▸ **What the task requires**: Whenever a line in the records below contains "central", pick it out.

[Records from a data collection]
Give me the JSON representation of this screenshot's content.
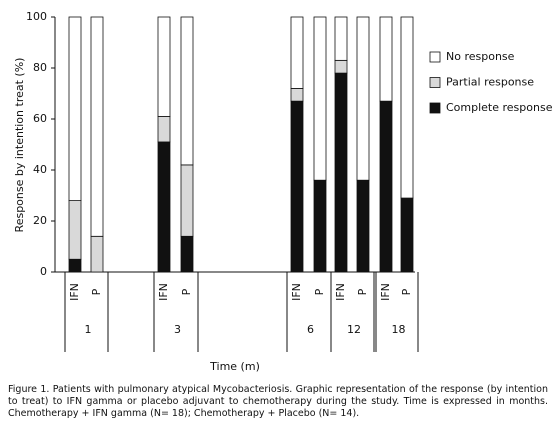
{
  "chart_data": {
    "type": "stacked-bar",
    "y_label": "Response by intention treat (%)",
    "x_label": "Time (m)",
    "categories": [
      "IFN",
      "P",
      "IFN",
      "P",
      "IFN",
      "P",
      "IFN",
      "P",
      "IFN",
      "P"
    ],
    "groups": [
      "1",
      "3",
      "6",
      "12",
      "18"
    ],
    "series": [
      {
        "name": "Complete response",
        "color": "#111111",
        "values": [
          5,
          0,
          51,
          14,
          67,
          36,
          78,
          36,
          67,
          29
        ]
      },
      {
        "name": "Partial response",
        "color": "#d9d9d9",
        "values": [
          23,
          14,
          10,
          28,
          5,
          0,
          5,
          0,
          0,
          0
        ]
      },
      {
        "name": "No response",
        "color": "#ffffff",
        "values": [
          72,
          86,
          39,
          58,
          28,
          64,
          17,
          64,
          33,
          71
        ]
      }
    ],
    "ylim": [
      0,
      100
    ],
    "yticks": [
      0,
      20,
      40,
      60,
      80,
      100
    ],
    "caption": "Figure 1. Patients with pulmonary atypical Mycobacteriosis. Graphic representation of the response (by intention to treat) to IFN gamma or placebo adjuvant to chemotherapy during the study. Time is expressed in months. Chemotherapy + IFN gamma (N= 18); Chemotherapy + Placebo (N= 14)."
  }
}
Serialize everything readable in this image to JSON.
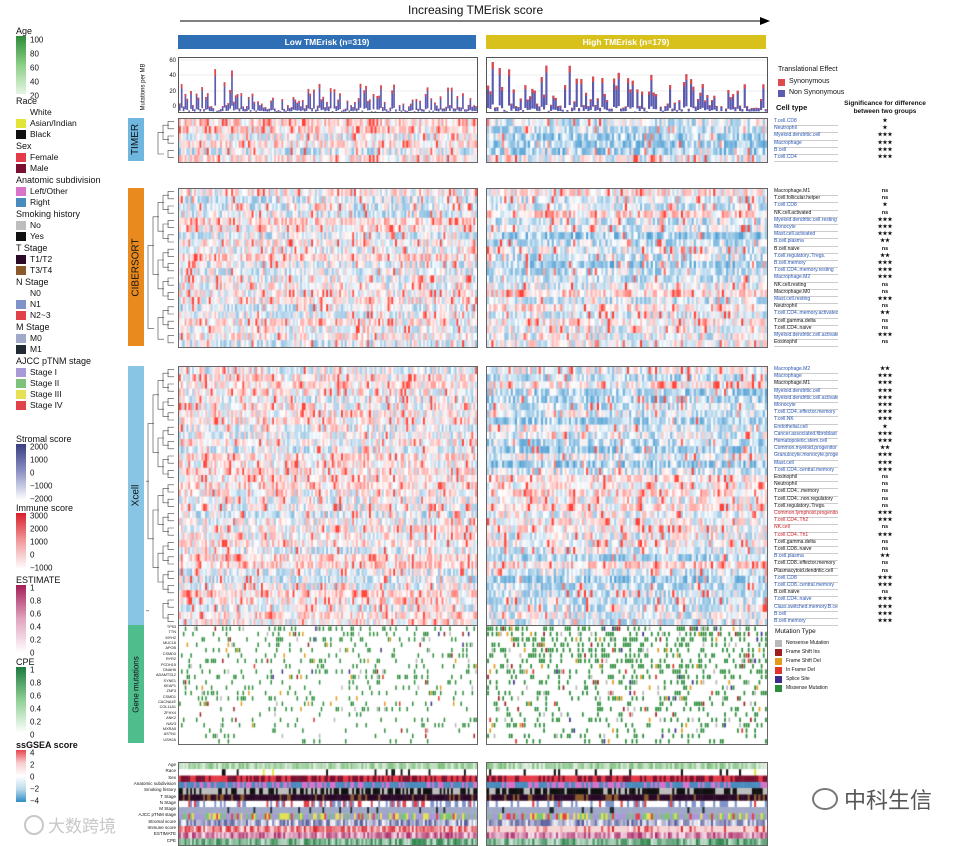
{
  "header": {
    "title": "Increasing TMErisk score",
    "low_group": "Low TMErisk (n=319)",
    "high_group": "High TMErisk (n=179)",
    "low_color": "#2f6fb5",
    "high_color": "#d8c11b"
  },
  "mutation_axis": {
    "label": "Mutations per MB",
    "ticks": [
      "60",
      "40",
      "20",
      "0"
    ]
  },
  "translational_legend": {
    "title": "Translational Effect",
    "items": [
      {
        "label": "Synonymous",
        "color": "#e04a4a"
      },
      {
        "label": "Non Synonymous",
        "color": "#5b5bb0"
      }
    ]
  },
  "cell_type_header": "Cell type",
  "significance_header": "Significance for difference between two groups",
  "sections": [
    {
      "name": "TIMER",
      "color": "#6fb7de",
      "rows": [
        {
          "label": "T.cell.CD8",
          "c": "blue",
          "sig": "★"
        },
        {
          "label": "Neutrophil",
          "c": "blue",
          "sig": "★"
        },
        {
          "label": "Myeloid.dendritic.cell",
          "c": "blue",
          "sig": "★★★"
        },
        {
          "label": "Macrophage",
          "c": "blue",
          "sig": "★★★"
        },
        {
          "label": "B.cell",
          "c": "blue",
          "sig": "★★★"
        },
        {
          "label": "T.cell.CD4",
          "c": "blue",
          "sig": "★★★"
        }
      ]
    },
    {
      "name": "CIBERSORT",
      "color": "#e88a1e",
      "rows": [
        {
          "label": "Macrophage.M1",
          "c": "k",
          "sig": "ns"
        },
        {
          "label": "T.cell.follicular.helper",
          "c": "k",
          "sig": "ns"
        },
        {
          "label": "T.cell.CD8",
          "c": "blue",
          "sig": "★"
        },
        {
          "label": "NK.cell.activated",
          "c": "k",
          "sig": "ns"
        },
        {
          "label": "Myeloid.dendritic.cell.resting",
          "c": "blue",
          "sig": "★★★"
        },
        {
          "label": "Monocyte",
          "c": "blue",
          "sig": "★★★"
        },
        {
          "label": "Mast.cell.activated",
          "c": "blue",
          "sig": "★★★"
        },
        {
          "label": "B.cell.plasma",
          "c": "blue",
          "sig": "★★"
        },
        {
          "label": "B.cell.naive",
          "c": "k",
          "sig": "ns"
        },
        {
          "label": "T.cell.regulatory..Tregs.",
          "c": "blue",
          "sig": "★★"
        },
        {
          "label": "B.cell.memory",
          "c": "blue",
          "sig": "★★★"
        },
        {
          "label": "T.cell.CD4..memory.resting",
          "c": "blue",
          "sig": "★★★"
        },
        {
          "label": "Macrophage.M2",
          "c": "blue",
          "sig": "★★★"
        },
        {
          "label": "NK.cell.resting",
          "c": "k",
          "sig": "ns"
        },
        {
          "label": "Macrophage.M0",
          "c": "k",
          "sig": "ns"
        },
        {
          "label": "Mast.cell.resting",
          "c": "blue",
          "sig": "★★★"
        },
        {
          "label": "Neutrophil",
          "c": "k",
          "sig": "ns"
        },
        {
          "label": "T.cell.CD4..memory.activated",
          "c": "blue",
          "sig": "★★"
        },
        {
          "label": "T.cell.gamma.delta",
          "c": "k",
          "sig": "ns"
        },
        {
          "label": "T.cell.CD4..naive",
          "c": "k",
          "sig": "ns"
        },
        {
          "label": "Myeloid.dendritic.cell.activated",
          "c": "blue",
          "sig": "★★★"
        },
        {
          "label": "Eosinophil",
          "c": "k",
          "sig": "ns"
        }
      ]
    },
    {
      "name": "Xcell",
      "color": "#88c5e5",
      "rows": [
        {
          "label": "Macrophage.M2",
          "c": "blue",
          "sig": "★★"
        },
        {
          "label": "Macrophage",
          "c": "blue",
          "sig": "★★★"
        },
        {
          "label": "Macrophage.M1",
          "c": "k",
          "sig": "★★★"
        },
        {
          "label": "Myeloid.dendritic.cell",
          "c": "blue",
          "sig": "★★★"
        },
        {
          "label": "Myeloid.dendritic.cell.activated",
          "c": "blue",
          "sig": "★★★"
        },
        {
          "label": "Monocyte",
          "c": "blue",
          "sig": "★★★"
        },
        {
          "label": "T.cell.CD4..effector.memory",
          "c": "blue",
          "sig": "★★★"
        },
        {
          "label": "T.cell.NK",
          "c": "blue",
          "sig": "★★★"
        },
        {
          "label": "Endothelial.cell",
          "c": "blue",
          "sig": "★"
        },
        {
          "label": "Cancer.associated.fibroblast",
          "c": "blue",
          "sig": "★★★"
        },
        {
          "label": "Hematopoietic.stem.cell",
          "c": "blue",
          "sig": "★★★"
        },
        {
          "label": "Common.myeloid.progenitor",
          "c": "blue",
          "sig": "★★"
        },
        {
          "label": "Granulocyte.monocyte.progenitor",
          "c": "blue",
          "sig": "★★★"
        },
        {
          "label": "Mast.cell",
          "c": "blue",
          "sig": "★★★"
        },
        {
          "label": "T.cell.CD4..central.memory",
          "c": "blue",
          "sig": "★★★"
        },
        {
          "label": "Eosinophil",
          "c": "k",
          "sig": "ns"
        },
        {
          "label": "Neutrophil",
          "c": "k",
          "sig": "ns"
        },
        {
          "label": "T.cell.CD4...memory",
          "c": "k",
          "sig": "ns"
        },
        {
          "label": "T.cell.CD4...non.regulatory",
          "c": "k",
          "sig": "ns"
        },
        {
          "label": "T.cell.regulatory..Tregs.",
          "c": "k",
          "sig": "ns"
        },
        {
          "label": "Common.lymphoid.progenitor",
          "c": "red",
          "sig": "★★★"
        },
        {
          "label": "T.cell.CD4..Th2",
          "c": "red",
          "sig": "★★★"
        },
        {
          "label": "NK.cell",
          "c": "red",
          "sig": "ns"
        },
        {
          "label": "T.cell.CD4..Th1",
          "c": "red",
          "sig": "★★★"
        },
        {
          "label": "T.cell.gamma.delta",
          "c": "k",
          "sig": "ns"
        },
        {
          "label": "T.cell.CD8..naive",
          "c": "k",
          "sig": "ns"
        },
        {
          "label": "B.cell.plasma",
          "c": "blue",
          "sig": "★★"
        },
        {
          "label": "T.cell.CD8..effector.memory",
          "c": "k",
          "sig": "ns"
        },
        {
          "label": "Plasmacytoid.dendritic.cell",
          "c": "k",
          "sig": "ns"
        },
        {
          "label": "T.cell.CD8",
          "c": "blue",
          "sig": "★★★"
        },
        {
          "label": "T.cell.CD8..central.memory",
          "c": "blue",
          "sig": "★★★"
        },
        {
          "label": "B.cell.naive",
          "c": "k",
          "sig": "ns"
        },
        {
          "label": "T.cell.CD4..naive",
          "c": "blue",
          "sig": "★★★"
        },
        {
          "label": "Class.switched.memory.B.cell",
          "c": "blue",
          "sig": "★★★"
        },
        {
          "label": "B.cell",
          "c": "blue",
          "sig": "★★★"
        },
        {
          "label": "B.cell.memory",
          "c": "blue",
          "sig": "★★★"
        }
      ]
    }
  ],
  "gene_section": {
    "name": "Gene mutations",
    "color": "#4fbd8c",
    "genes": [
      "TP53",
      "TTN",
      "MYH2",
      "MUC16",
      "APOB",
      "CSMD3",
      "RYR2",
      "PCDH15",
      "DNAH6",
      "ADAMTS12",
      "SYNE1",
      "KEAP1",
      "ZNF3",
      "CSMD1",
      "CACNA1E",
      "COL11A1",
      "ZFHX4",
      "ANK2",
      "NAV3",
      "MXRA5",
      "ASTN1",
      "USH2A"
    ]
  },
  "mutation_type_legend": {
    "title": "Mutation Type",
    "items": [
      {
        "label": "Nonsense Mutation",
        "color": "#b9b9b9"
      },
      {
        "label": "Frame Shift Ins",
        "color": "#9e1f1f"
      },
      {
        "label": "Frame Shift Del",
        "color": "#e39b1c"
      },
      {
        "label": "In Frame Del",
        "color": "#e0342a"
      },
      {
        "label": "Splice Site",
        "color": "#3c2d8a"
      },
      {
        "label": "Missense Mutation",
        "color": "#2c8d3b"
      }
    ]
  },
  "annotation_rows": [
    "Age",
    "Race",
    "Sex",
    "Anatomic subdivision",
    "Smoking history",
    "T Stage",
    "N Stage",
    "M Stage",
    "AJCC pTNM stage",
    "Stromal score",
    "Immune score",
    "ESTIMATE",
    "CPE"
  ],
  "left_legend": {
    "age": {
      "title": "Age",
      "ticks": [
        "100",
        "80",
        "60",
        "40",
        "20"
      ]
    },
    "race": {
      "title": "Race",
      "items": [
        {
          "label": "White",
          "color": "#ffffff"
        },
        {
          "label": "Asian/Indian",
          "color": "#e2e43a"
        },
        {
          "label": "Black",
          "color": "#111111"
        }
      ]
    },
    "sex": {
      "title": "Sex",
      "items": [
        {
          "label": "Female",
          "color": "#e33b47"
        },
        {
          "label": "Male",
          "color": "#7a1030"
        }
      ]
    },
    "anatomic": {
      "title": "Anatomic subdivision",
      "items": [
        {
          "label": "Left/Other",
          "color": "#d873c9"
        },
        {
          "label": "Right",
          "color": "#4a8bbd"
        }
      ]
    },
    "smoking": {
      "title": "Smoking history",
      "items": [
        {
          "label": "No",
          "color": "#bdbdbd"
        },
        {
          "label": "Yes",
          "color": "#111111"
        }
      ]
    },
    "tstage": {
      "title": "T Stage",
      "items": [
        {
          "label": "T1/T2",
          "color": "#2b0a28"
        },
        {
          "label": "T3/T4",
          "color": "#8b5a2b"
        }
      ]
    },
    "nstage": {
      "title": "N Stage",
      "items": [
        {
          "label": "N0",
          "color": "#ffffff"
        },
        {
          "label": "N1",
          "color": "#7f93c8"
        },
        {
          "label": "N2~3",
          "color": "#e0424a"
        }
      ]
    },
    "mstage": {
      "title": "M Stage",
      "items": [
        {
          "label": "M0",
          "color": "#a0a9c8"
        },
        {
          "label": "M1",
          "color": "#222a33"
        }
      ]
    },
    "ajcc": {
      "title": "AJCC pTNM stage",
      "items": [
        {
          "label": "Stage I",
          "color": "#a79ad6"
        },
        {
          "label": "Stage II",
          "color": "#7ec27b"
        },
        {
          "label": "Stage III",
          "color": "#e6e055"
        },
        {
          "label": "Stage IV",
          "color": "#e0424a"
        }
      ]
    },
    "stromal": {
      "title": "Stromal score",
      "ticks": [
        "2000",
        "1000",
        "0",
        "−1000",
        "−2000"
      ]
    },
    "immune": {
      "title": "Immune score",
      "ticks": [
        "3000",
        "2000",
        "1000",
        "0",
        "−1000"
      ]
    },
    "estimate": {
      "title": "ESTIMATE",
      "ticks": [
        "1",
        "0.8",
        "0.6",
        "0.4",
        "0.2",
        "0"
      ]
    },
    "cpe": {
      "title": "CPE",
      "ticks": [
        "1",
        "0.8",
        "0.6",
        "0.4",
        "0.2",
        "0"
      ]
    },
    "ssgsea": {
      "title": "ssGSEA score",
      "ticks": [
        "4",
        "2",
        "0",
        "−2",
        "−4"
      ]
    }
  },
  "watermarks": {
    "left": "大数跨境",
    "right": "中科生信"
  }
}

▸ **Result of the task**:
          "label": "T.cell.CD4..central.memory",
          "label": "T.cell.CD8..central.memory",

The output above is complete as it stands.